▶ Exercise brief: Here are some records; copy every line that holds the word "Просвещения".

▶ Data entries:
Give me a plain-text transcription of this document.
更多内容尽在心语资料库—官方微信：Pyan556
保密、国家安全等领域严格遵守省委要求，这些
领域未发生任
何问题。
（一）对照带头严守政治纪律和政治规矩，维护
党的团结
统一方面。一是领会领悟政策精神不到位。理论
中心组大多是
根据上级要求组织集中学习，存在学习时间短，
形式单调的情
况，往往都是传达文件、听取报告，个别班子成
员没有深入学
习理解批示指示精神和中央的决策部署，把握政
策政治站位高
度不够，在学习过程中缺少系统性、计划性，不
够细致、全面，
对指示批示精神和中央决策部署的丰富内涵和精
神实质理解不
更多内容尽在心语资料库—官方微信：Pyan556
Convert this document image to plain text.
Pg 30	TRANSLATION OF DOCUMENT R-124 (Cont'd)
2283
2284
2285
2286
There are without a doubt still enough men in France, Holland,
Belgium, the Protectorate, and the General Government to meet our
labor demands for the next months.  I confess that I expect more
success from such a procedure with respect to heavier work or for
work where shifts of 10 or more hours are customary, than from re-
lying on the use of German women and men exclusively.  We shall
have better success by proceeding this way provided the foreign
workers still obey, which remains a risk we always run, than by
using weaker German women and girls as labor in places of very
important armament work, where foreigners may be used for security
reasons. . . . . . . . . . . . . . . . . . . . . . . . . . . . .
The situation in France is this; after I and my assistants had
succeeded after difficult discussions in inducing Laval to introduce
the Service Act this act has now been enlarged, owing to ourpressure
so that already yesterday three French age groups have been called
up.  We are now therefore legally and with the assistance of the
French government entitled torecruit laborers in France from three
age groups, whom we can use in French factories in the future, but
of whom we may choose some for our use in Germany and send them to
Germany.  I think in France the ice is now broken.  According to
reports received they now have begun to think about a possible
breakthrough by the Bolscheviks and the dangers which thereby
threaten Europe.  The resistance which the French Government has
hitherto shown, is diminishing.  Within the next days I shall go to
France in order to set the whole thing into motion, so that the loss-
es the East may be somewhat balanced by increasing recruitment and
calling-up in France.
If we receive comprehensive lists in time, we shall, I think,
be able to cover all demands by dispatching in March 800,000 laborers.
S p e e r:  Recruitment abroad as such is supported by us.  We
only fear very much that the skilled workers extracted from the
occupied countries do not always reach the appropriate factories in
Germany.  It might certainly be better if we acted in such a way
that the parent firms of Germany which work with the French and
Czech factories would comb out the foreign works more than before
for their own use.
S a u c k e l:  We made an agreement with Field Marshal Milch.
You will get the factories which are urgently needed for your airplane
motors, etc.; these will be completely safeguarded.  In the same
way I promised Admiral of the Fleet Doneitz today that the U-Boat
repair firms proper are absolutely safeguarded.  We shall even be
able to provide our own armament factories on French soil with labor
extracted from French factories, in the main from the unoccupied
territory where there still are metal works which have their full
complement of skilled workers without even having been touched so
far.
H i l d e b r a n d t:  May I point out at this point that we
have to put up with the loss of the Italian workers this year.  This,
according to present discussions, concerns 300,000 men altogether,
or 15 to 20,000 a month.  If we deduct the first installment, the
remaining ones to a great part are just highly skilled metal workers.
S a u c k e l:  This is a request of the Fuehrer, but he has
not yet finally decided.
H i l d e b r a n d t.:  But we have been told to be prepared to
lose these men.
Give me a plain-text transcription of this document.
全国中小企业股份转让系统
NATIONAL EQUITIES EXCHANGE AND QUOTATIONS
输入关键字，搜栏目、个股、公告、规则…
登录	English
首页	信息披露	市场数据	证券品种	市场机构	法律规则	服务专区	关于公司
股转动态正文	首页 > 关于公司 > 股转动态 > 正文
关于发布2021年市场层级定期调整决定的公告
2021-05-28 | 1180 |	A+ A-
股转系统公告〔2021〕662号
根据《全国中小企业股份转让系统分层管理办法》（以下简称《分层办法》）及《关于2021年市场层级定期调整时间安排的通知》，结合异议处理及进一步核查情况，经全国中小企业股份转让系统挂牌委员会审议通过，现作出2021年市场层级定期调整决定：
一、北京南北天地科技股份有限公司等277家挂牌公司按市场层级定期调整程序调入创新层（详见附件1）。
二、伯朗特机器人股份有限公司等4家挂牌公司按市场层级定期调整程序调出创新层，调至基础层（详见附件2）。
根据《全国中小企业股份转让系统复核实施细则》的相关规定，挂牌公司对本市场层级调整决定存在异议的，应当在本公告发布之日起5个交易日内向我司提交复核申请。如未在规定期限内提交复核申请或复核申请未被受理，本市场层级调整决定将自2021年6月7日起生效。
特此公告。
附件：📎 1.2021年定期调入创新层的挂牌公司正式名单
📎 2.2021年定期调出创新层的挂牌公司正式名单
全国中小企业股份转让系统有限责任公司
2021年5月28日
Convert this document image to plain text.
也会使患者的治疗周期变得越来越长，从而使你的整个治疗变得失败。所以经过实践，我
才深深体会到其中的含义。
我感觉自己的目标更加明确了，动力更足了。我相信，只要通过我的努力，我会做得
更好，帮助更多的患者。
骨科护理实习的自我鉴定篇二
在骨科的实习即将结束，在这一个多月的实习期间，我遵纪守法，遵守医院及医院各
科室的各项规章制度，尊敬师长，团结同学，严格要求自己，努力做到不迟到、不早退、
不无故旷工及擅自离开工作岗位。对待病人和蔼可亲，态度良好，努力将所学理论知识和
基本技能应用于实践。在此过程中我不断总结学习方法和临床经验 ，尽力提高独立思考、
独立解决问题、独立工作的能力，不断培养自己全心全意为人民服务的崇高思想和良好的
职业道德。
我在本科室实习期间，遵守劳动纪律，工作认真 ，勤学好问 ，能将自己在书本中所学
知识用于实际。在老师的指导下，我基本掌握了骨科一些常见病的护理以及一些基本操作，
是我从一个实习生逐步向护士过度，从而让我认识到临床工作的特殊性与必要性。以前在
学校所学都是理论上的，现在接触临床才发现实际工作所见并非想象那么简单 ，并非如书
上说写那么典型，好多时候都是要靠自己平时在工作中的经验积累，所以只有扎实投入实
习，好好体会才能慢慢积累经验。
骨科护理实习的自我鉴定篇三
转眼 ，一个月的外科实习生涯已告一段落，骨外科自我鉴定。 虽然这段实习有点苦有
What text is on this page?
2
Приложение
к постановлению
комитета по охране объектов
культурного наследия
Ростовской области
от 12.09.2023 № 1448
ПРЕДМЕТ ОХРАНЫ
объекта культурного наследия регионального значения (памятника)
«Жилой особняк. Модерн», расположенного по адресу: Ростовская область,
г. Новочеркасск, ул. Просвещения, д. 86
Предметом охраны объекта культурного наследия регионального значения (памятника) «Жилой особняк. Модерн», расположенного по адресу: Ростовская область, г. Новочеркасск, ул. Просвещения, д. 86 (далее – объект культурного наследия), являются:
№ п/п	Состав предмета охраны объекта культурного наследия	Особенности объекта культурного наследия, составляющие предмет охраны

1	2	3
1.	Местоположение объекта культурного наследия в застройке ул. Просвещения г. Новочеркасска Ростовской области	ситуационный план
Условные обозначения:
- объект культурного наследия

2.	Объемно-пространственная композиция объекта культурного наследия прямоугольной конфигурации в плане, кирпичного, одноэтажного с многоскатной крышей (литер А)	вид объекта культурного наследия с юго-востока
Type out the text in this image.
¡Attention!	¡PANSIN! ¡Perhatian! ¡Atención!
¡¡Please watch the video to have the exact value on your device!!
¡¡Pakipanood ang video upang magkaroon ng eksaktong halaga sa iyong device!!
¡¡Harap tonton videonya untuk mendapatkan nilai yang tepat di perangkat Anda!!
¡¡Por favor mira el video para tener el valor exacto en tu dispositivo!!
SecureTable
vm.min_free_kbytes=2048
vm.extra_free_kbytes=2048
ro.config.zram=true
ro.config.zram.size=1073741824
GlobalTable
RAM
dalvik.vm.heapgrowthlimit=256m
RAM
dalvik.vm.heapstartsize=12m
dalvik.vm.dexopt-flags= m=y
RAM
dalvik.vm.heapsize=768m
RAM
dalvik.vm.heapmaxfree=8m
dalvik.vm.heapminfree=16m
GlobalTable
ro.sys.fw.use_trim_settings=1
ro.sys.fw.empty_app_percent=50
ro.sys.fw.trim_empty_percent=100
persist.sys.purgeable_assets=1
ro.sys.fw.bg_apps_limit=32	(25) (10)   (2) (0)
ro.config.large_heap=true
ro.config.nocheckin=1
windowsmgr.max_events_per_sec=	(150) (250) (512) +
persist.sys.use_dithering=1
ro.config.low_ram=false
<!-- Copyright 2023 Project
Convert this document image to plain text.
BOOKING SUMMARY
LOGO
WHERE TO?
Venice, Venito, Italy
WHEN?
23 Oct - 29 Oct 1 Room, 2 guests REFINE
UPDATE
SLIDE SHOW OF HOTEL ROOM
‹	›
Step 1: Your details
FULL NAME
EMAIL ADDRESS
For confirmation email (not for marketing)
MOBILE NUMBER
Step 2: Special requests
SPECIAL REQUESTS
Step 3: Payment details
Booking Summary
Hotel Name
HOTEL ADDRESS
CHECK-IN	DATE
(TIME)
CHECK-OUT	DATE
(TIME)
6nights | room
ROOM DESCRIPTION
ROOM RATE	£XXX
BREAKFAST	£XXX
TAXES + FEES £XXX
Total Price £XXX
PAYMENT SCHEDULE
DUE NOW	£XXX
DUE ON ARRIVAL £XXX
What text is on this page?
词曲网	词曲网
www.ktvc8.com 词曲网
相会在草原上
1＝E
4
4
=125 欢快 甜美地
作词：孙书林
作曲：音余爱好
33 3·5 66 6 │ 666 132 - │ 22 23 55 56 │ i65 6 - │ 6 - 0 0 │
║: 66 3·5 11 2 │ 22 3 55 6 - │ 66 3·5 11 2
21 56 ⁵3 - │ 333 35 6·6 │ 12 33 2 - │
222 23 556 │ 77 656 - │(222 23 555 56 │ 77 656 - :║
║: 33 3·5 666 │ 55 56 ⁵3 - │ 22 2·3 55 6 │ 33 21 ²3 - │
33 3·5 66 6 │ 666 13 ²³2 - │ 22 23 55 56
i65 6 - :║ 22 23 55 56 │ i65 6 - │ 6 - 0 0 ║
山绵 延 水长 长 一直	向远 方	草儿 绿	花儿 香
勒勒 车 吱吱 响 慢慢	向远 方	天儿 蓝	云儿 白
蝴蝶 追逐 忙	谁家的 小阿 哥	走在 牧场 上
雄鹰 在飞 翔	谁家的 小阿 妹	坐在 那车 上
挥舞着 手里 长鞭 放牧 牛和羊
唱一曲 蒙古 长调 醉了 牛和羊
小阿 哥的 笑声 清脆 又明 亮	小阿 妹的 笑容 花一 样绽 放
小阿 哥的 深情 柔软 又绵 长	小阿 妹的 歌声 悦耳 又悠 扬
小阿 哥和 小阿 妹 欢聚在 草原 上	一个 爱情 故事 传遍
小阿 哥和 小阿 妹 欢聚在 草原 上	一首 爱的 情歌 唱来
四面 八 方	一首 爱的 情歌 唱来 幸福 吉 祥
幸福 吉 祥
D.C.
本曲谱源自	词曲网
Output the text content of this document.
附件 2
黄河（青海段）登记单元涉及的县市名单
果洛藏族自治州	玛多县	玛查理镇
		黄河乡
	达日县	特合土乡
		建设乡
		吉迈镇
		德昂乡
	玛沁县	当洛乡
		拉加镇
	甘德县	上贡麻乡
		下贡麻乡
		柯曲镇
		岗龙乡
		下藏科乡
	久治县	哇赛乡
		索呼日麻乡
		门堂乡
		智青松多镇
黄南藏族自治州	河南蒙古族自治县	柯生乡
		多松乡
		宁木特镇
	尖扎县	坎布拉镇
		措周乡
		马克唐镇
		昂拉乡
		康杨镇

▶ Finished exercise:
г. Новочеркасск, ул. Просвещения, д. 86
Предметом охраны объекта культурного наследия регионального значения (памятника) «Жилой особняк. Модерн», расположенного по адресу: Ростовская область, г. Новочеркасск, ул. Просвещения, д. 86 (далее – объект культурного наследия), являются:
1.	Местоположение объекта культурного наследия в застройке ул. Просвещения г. Новочеркасска Ростовской области	ситуационный план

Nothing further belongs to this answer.